### SOURCE PASSAGE
--------------------------------------------------
Looked at in terms of human value creation, the industrial economy appears to have been programmed to remove human beings from the value chain. Before the Industrial Age, the former peasants of feudalism were enjoying a terrific economic expansion. Yes, in spite of the way they’ve been chronicled by Renaissance court historians, the very late Middle Ages were actually a boom time. The Crusaders had just returned from their global treks, having established trade routes through which the goods of many lands could travel. They also returned with new technologies for agriculture and trade, including the bazaar – a marketplace for the exchange of crafts, crops, grain and meat, which used new financial instruments such as grain receipts and market money.

But as the peasants got wealthy exchanging goods and services, the aristocracy got relatively poorer. So they re-established control over the economy by outlawing market moneys and chartering monopolies with dominion over particular industries. So now, instead of making shoes himself, the local cobbler had to get a job at the officially chartered monopoly company. Thus what we think of as “employment” was born – less an opportunity than a restriction on creating value.

Instead of selling his shoes, the cobbler sold his hours – a form of indenture previously known only to slaves. Worse, his skills were not valued. The owners of proto-factories saw in industrial processes a way to hire cheaper workers, with less leverage against them. Why hire a skilled craftsman when you can break down the shoe-making into tiny steps, each capable of being taught to a day laborer in 15 minutes?
--------------------------------------------------
### Layout annotation records
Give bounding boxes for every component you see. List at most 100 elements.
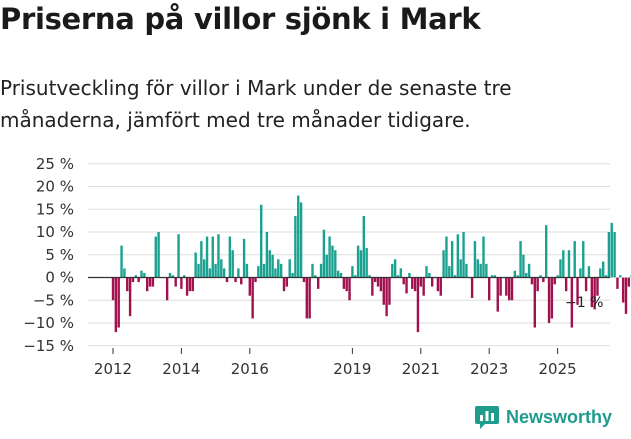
bar — [245, 263, 249, 278]
bar — [188, 277, 192, 292]
bar — [476, 259, 479, 278]
bar — [453, 275, 457, 278]
grid-lines — [88, 163, 610, 347]
bar — [157, 232, 160, 278]
bars — [111, 195, 631, 333]
bar — [351, 266, 354, 278]
chart-title: Priserna på villor sjönk i Mark — [0, 2, 481, 36]
bar — [114, 277, 118, 333]
bar — [154, 236, 157, 278]
bar — [348, 277, 351, 301]
bar — [220, 259, 223, 278]
bar — [379, 277, 383, 292]
bar — [334, 250, 337, 278]
bar — [271, 254, 274, 278]
x-tick-label: 2025 — [539, 360, 577, 378]
bar — [582, 241, 585, 278]
bar — [146, 277, 149, 292]
bar — [171, 275, 175, 278]
y-tick-label: 10 % — [36, 223, 74, 241]
bar — [411, 277, 414, 289]
bar — [408, 272, 411, 278]
bar — [388, 277, 391, 305]
bar — [319, 263, 323, 278]
bar — [505, 277, 508, 296]
bar — [456, 234, 460, 278]
bar — [539, 275, 542, 278]
bar — [439, 277, 442, 296]
bar — [308, 277, 311, 319]
bar — [191, 277, 194, 292]
bar — [128, 277, 132, 317]
bar — [282, 277, 286, 292]
bar — [599, 268, 602, 278]
bar — [194, 252, 197, 278]
bar — [499, 277, 502, 296]
bar — [123, 268, 126, 278]
bar — [522, 254, 525, 278]
bar — [183, 275, 186, 278]
bar — [570, 277, 574, 328]
bar — [391, 263, 394, 278]
bar — [248, 277, 251, 296]
bar — [547, 277, 551, 323]
bar — [131, 277, 135, 283]
bar — [268, 250, 271, 278]
bar — [231, 250, 234, 278]
bar — [496, 277, 499, 312]
bar — [619, 275, 622, 278]
bar — [242, 238, 246, 278]
bar — [604, 275, 608, 278]
bar — [573, 241, 576, 278]
y-tick-label: −15 % — [23, 337, 74, 355]
bar — [610, 222, 613, 278]
bar — [485, 263, 488, 278]
bar — [120, 245, 123, 278]
bar — [488, 277, 491, 301]
x-tick-label: 2019 — [333, 360, 371, 378]
x-tick-label: 2016 — [231, 360, 269, 378]
bar — [616, 277, 619, 289]
x-tick-label: 2023 — [470, 360, 508, 378]
bar — [257, 266, 260, 278]
bar — [265, 232, 269, 278]
bar — [507, 277, 511, 301]
bar — [550, 277, 554, 319]
bar — [134, 275, 137, 278]
bar — [311, 263, 314, 278]
bar — [297, 195, 300, 278]
newsworthy-logo-icon — [475, 406, 499, 429]
bar — [208, 268, 212, 278]
bar — [413, 277, 417, 292]
bar — [445, 236, 448, 278]
bar — [542, 277, 545, 283]
y-tick-label: −10 % — [23, 314, 74, 332]
bar — [465, 263, 468, 278]
bar — [576, 277, 579, 305]
chart-subtitle: Prisutveckling för villor i Mark under d… — [0, 76, 512, 132]
bar — [342, 277, 346, 289]
bar — [165, 277, 169, 301]
bar — [328, 236, 331, 278]
bar — [564, 277, 568, 292]
bar-chart: −15 % −10 % −5 % 0 % 5 % 10 % 15 % 20 % 25 % 201… — [23, 155, 631, 378]
bar — [593, 277, 596, 310]
bar — [262, 263, 266, 278]
brand-logo: Newsworthy — [474, 405, 612, 429]
bar — [180, 277, 183, 289]
x-tick-label: 2014 — [162, 360, 200, 378]
bar — [336, 270, 340, 278]
bar — [217, 234, 220, 278]
bar — [425, 266, 428, 278]
bar — [317, 277, 320, 289]
bar — [431, 277, 434, 287]
bar — [462, 232, 465, 278]
bar — [211, 236, 214, 278]
y-tick-label: 25 % — [36, 155, 74, 173]
y-tick-label: 20 % — [36, 178, 74, 196]
bar — [473, 241, 477, 278]
bar — [627, 277, 631, 287]
bar — [422, 277, 425, 296]
y-tick-label: 15 % — [36, 200, 74, 218]
bar — [151, 277, 155, 287]
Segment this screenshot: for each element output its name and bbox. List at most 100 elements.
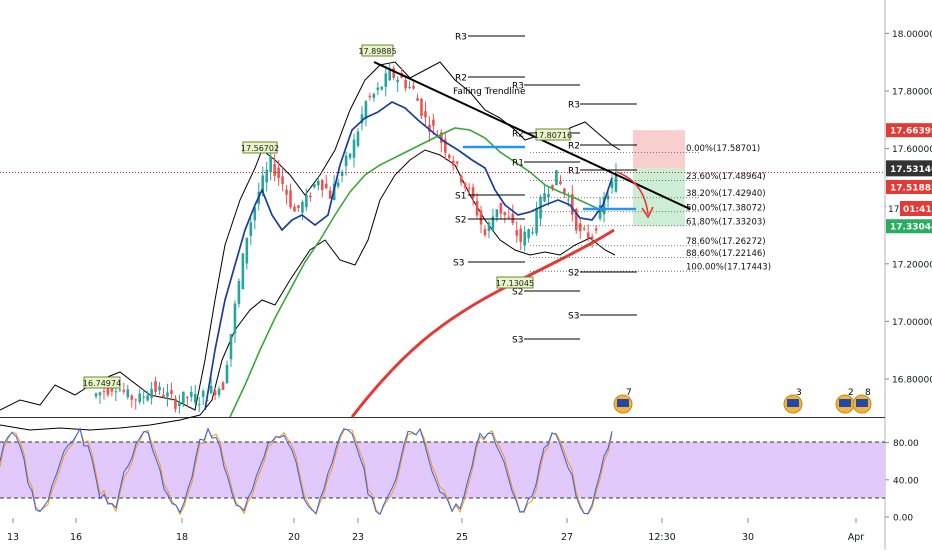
candle-body[interactable] <box>238 281 241 304</box>
candle-body[interactable] <box>142 397 145 398</box>
candle-body[interactable] <box>246 238 249 264</box>
candle-body[interactable] <box>432 120 435 126</box>
candle-body[interactable] <box>480 210 483 224</box>
candle-body[interactable] <box>123 390 126 392</box>
candle-body[interactable] <box>476 201 479 216</box>
early-label-box[interactable]: 16.74974 <box>83 377 121 388</box>
candle-body[interactable] <box>448 155 451 158</box>
candle-body[interactable] <box>357 132 360 147</box>
candle-body[interactable] <box>325 184 328 188</box>
candle-body[interactable] <box>166 392 169 396</box>
candle-body[interactable] <box>456 162 459 164</box>
candle-body[interactable] <box>380 87 383 90</box>
candle-body[interactable] <box>265 170 268 183</box>
candle-body[interactable] <box>408 87 411 88</box>
candle-body[interactable] <box>313 184 316 187</box>
candle-body[interactable] <box>226 365 229 383</box>
candle-body[interactable] <box>289 190 292 207</box>
candle-body[interactable] <box>285 190 288 195</box>
price-axis[interactable] <box>885 0 932 550</box>
candle-body[interactable] <box>373 94 376 98</box>
candle-body[interactable] <box>488 223 491 231</box>
candle-body[interactable] <box>305 195 308 208</box>
candle-body[interactable] <box>250 222 253 236</box>
candle-body[interactable] <box>392 68 395 78</box>
candle-body[interactable] <box>496 209 499 217</box>
candle-body[interactable] <box>99 392 102 395</box>
candle-body[interactable] <box>202 391 205 397</box>
candle-body[interactable] <box>424 111 427 117</box>
candle-body[interactable] <box>317 181 320 185</box>
candle-body[interactable] <box>464 183 467 188</box>
candle-body[interactable] <box>210 386 213 393</box>
candle-body[interactable] <box>186 397 189 398</box>
mid-label-box[interactable]: 17.80716 <box>534 129 572 140</box>
candle-body[interactable] <box>230 334 233 359</box>
candle-body[interactable] <box>337 183 340 187</box>
candle-body[interactable] <box>309 196 312 198</box>
candle-body[interactable] <box>170 390 173 394</box>
candle-body[interactable] <box>527 229 530 238</box>
candle-body[interactable] <box>404 80 407 88</box>
candle-body[interactable] <box>115 391 118 392</box>
candle-body[interactable] <box>178 402 181 406</box>
candle-body[interactable] <box>281 176 284 184</box>
candle-body[interactable] <box>452 161 455 166</box>
candle-body[interactable] <box>329 190 332 198</box>
candle-body[interactable] <box>138 394 141 402</box>
candle-body[interactable] <box>523 232 526 246</box>
candle-body[interactable] <box>460 176 463 183</box>
candle-body[interactable] <box>158 387 161 391</box>
candle-body[interactable] <box>345 156 348 166</box>
candle-body[interactable] <box>559 181 562 184</box>
candle-body[interactable] <box>214 391 217 395</box>
candle-body[interactable] <box>547 194 550 197</box>
candle-body[interactable] <box>579 223 582 231</box>
candle-body[interactable] <box>134 399 137 400</box>
candle-body[interactable] <box>511 214 514 223</box>
candle-body[interactable] <box>198 404 201 405</box>
candle-body[interactable] <box>273 164 276 176</box>
candle-body[interactable] <box>587 232 590 237</box>
candle-body[interactable] <box>190 392 193 397</box>
candle-body[interactable] <box>412 86 415 89</box>
candle-body[interactable] <box>174 398 177 409</box>
candle-body[interactable] <box>242 254 245 290</box>
candle-body[interactable] <box>519 229 522 242</box>
candle-body[interactable] <box>95 393 98 396</box>
candle-body[interactable] <box>130 396 133 400</box>
low-label-box[interactable]: 17.13045 <box>496 277 534 288</box>
candle-body[interactable] <box>162 395 165 397</box>
candle-body[interactable] <box>472 187 475 198</box>
candle-body[interactable] <box>269 156 272 172</box>
candle-body[interactable] <box>531 232 534 233</box>
candle-body[interactable] <box>234 304 237 334</box>
candle-body[interactable] <box>508 217 511 218</box>
candle-body[interactable] <box>293 207 296 212</box>
candle-body[interactable] <box>297 205 300 208</box>
candle-body[interactable] <box>126 389 129 397</box>
candle-body[interactable] <box>154 381 157 392</box>
candle-body[interactable] <box>484 229 487 235</box>
candle-body[interactable] <box>563 189 566 194</box>
candle-body[interactable] <box>146 395 149 400</box>
candle-body[interactable] <box>515 230 518 235</box>
candle-body[interactable] <box>301 202 304 213</box>
candle-body[interactable] <box>416 98 419 101</box>
candle-body[interactable] <box>321 180 324 190</box>
candle-body[interactable] <box>420 99 423 116</box>
candle-body[interactable] <box>595 229 598 231</box>
candle-body[interactable] <box>182 392 185 404</box>
candle-body[interactable] <box>396 80 399 82</box>
candle-body[interactable] <box>591 237 594 239</box>
candle-body[interactable] <box>384 73 387 87</box>
candle-body[interactable] <box>567 200 570 201</box>
left-high-label-box[interactable]: 17.56702 <box>241 142 279 153</box>
candle-body[interactable] <box>222 382 225 389</box>
candle-body[interactable] <box>150 389 153 398</box>
peak-label-box[interactable]: 17.89885 <box>358 45 396 56</box>
candle-body[interactable] <box>349 154 352 158</box>
candle-body[interactable] <box>194 394 197 403</box>
candle-body[interactable] <box>504 212 507 215</box>
candle-body[interactable] <box>119 389 122 390</box>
--------------------------------------------------
### SHORT TASK A
In the passage on the industrial economy, what did the aristocracy outlaw in order to re-establish control over the economy?
### SHORT TASK B
From the records, print the lines starting at the line that contains "bar — [245, 263, 249, 278]" and stopping after the line that contains "bar — [542, 277, 545, 283]", with both of those lines included.

### COMPLETE RESPONSE A
Market moneys.

### COMPLETE RESPONSE B
bar — [245, 263, 249, 278]
bar — [188, 277, 192, 292]
bar — [476, 259, 479, 278]
bar — [453, 275, 457, 278]
grid-lines — [88, 163, 610, 347]
bar — [157, 232, 160, 278]
bars — [111, 195, 631, 333]
bar — [351, 266, 354, 278]
chart-title: Priserna på villor sjönk i Mark — [0, 2, 481, 36]
bar — [114, 277, 118, 333]
bar — [154, 236, 157, 278]
bar — [348, 277, 351, 301]
bar — [220, 259, 223, 278]
bar — [379, 277, 383, 292]
bar — [334, 250, 337, 278]
bar — [271, 254, 274, 278]
x-tick-label: 2025 — [539, 360, 577, 378]
bar — [582, 241, 585, 278]
bar — [146, 277, 149, 292]
bar — [171, 275, 175, 278]
y-tick-label: 10 % — [36, 223, 74, 241]
bar — [411, 277, 414, 289]
bar — [408, 272, 411, 278]
bar — [388, 277, 391, 305]
bar — [319, 263, 323, 278]
bar — [505, 277, 508, 296]
bar — [456, 234, 460, 278]
bar — [539, 275, 542, 278]
bar — [439, 277, 442, 296]
bar — [308, 277, 311, 319]
bar — [191, 277, 194, 292]
bar — [128, 277, 132, 317]
bar — [282, 277, 286, 292]
bar — [599, 268, 602, 278]
bar — [194, 252, 197, 278]
bar — [499, 277, 502, 296]
bar — [123, 268, 126, 278]
bar — [522, 254, 525, 278]
bar — [183, 275, 186, 278]
bar — [570, 277, 574, 328]
bar — [391, 263, 394, 278]
bar — [248, 277, 251, 296]
bar — [547, 277, 551, 323]
bar — [131, 277, 135, 283]
bar — [268, 250, 271, 278]
bar — [231, 250, 234, 278]
bar — [496, 277, 499, 312]
bar — [619, 275, 622, 278]
bar — [242, 238, 246, 278]
bar — [604, 275, 608, 278]
bar — [573, 241, 576, 278]
y-tick-label: −15 % — [23, 337, 74, 355]
bar — [610, 222, 613, 278]
bar — [485, 263, 488, 278]
bar — [120, 245, 123, 278]
bar — [488, 277, 491, 301]
x-tick-label: 2019 — [333, 360, 371, 378]
x-tick-label: 2016 — [231, 360, 269, 378]
bar — [616, 277, 619, 289]
x-tick-label: 2023 — [470, 360, 508, 378]
bar — [257, 266, 260, 278]
bar — [265, 232, 269, 278]
bar — [507, 277, 511, 301]
bar — [550, 277, 554, 319]
bar — [134, 275, 137, 278]
bar — [311, 263, 314, 278]
bar — [297, 195, 300, 278]
newsworthy-logo-icon — [475, 406, 499, 429]
bar — [208, 268, 212, 278]
bar — [413, 277, 417, 292]
bar — [445, 236, 448, 278]
bar — [542, 277, 545, 283]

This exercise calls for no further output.